-- PROBLEM DESCRIPTION --
Wherever the word "Победу" appears in the entries, copy the whole line.
___ SOURCE DATA
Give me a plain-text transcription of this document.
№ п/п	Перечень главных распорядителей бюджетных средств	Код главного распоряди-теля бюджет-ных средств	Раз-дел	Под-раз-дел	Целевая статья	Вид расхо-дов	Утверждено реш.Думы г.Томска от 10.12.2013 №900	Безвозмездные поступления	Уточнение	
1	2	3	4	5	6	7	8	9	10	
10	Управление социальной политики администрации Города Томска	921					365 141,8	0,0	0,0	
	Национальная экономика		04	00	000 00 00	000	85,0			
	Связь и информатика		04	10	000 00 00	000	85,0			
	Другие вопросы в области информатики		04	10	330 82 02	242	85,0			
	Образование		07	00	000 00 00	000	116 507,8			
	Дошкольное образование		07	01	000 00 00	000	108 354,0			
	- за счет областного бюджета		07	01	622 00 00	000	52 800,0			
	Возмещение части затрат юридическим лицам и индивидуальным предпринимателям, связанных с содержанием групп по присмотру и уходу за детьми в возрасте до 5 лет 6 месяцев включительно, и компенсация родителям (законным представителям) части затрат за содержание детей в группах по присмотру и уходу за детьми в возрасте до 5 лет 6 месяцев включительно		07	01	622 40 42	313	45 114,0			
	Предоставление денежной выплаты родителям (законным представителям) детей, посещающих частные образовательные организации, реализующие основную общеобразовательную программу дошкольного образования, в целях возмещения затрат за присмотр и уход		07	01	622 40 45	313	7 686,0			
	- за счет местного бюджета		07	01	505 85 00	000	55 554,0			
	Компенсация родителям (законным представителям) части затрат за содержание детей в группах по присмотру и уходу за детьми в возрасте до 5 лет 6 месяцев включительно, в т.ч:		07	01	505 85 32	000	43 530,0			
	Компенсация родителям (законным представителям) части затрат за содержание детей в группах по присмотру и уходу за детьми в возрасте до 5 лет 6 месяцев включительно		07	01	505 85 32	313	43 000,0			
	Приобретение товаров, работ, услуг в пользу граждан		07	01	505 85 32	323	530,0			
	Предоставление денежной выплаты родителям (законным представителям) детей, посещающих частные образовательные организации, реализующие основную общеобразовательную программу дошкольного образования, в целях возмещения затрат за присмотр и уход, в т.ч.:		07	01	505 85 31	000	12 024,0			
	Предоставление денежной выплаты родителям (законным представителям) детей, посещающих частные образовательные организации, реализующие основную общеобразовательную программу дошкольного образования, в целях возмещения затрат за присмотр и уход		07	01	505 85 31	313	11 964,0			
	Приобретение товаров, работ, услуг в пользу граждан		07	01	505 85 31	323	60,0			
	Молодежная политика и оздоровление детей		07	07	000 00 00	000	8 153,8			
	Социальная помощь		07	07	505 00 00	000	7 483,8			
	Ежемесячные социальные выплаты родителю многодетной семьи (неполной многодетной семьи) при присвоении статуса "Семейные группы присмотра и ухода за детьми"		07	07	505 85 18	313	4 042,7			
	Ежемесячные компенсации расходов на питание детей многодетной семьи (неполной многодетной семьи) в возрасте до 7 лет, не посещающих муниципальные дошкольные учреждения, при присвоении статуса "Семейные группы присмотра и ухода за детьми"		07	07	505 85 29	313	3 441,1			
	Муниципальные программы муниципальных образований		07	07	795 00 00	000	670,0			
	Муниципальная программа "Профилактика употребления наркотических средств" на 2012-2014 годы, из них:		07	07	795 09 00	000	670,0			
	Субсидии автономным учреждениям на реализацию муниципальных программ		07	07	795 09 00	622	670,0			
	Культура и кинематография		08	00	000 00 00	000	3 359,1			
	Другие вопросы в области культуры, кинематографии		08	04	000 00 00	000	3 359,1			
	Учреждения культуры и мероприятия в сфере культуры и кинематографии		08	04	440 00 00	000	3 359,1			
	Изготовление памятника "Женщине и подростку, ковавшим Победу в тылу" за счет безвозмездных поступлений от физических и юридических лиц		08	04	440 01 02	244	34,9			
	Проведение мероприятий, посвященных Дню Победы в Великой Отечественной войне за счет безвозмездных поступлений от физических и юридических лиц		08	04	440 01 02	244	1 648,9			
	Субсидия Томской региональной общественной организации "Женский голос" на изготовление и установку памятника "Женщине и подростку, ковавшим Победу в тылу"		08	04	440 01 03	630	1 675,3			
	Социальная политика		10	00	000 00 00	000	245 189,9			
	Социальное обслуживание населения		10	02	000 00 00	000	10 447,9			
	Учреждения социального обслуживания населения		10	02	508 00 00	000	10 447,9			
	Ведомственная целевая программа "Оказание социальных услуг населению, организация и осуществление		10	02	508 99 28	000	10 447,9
______
-- CORRECT RESPONSE --
	Изготовление памятника "Женщине и подростку, ковавшим Победу в тылу" за счет безвозмездных поступлений от физических и юридических лиц		08	04	440 01 02	244	34,9			
	Субсидия Томской региональной общественной организации "Женский голос" на изготовление и установку памятника "Женщине и подростку, ковавшим Победу в тылу"		08	04	440 01 03	630	1 675,3			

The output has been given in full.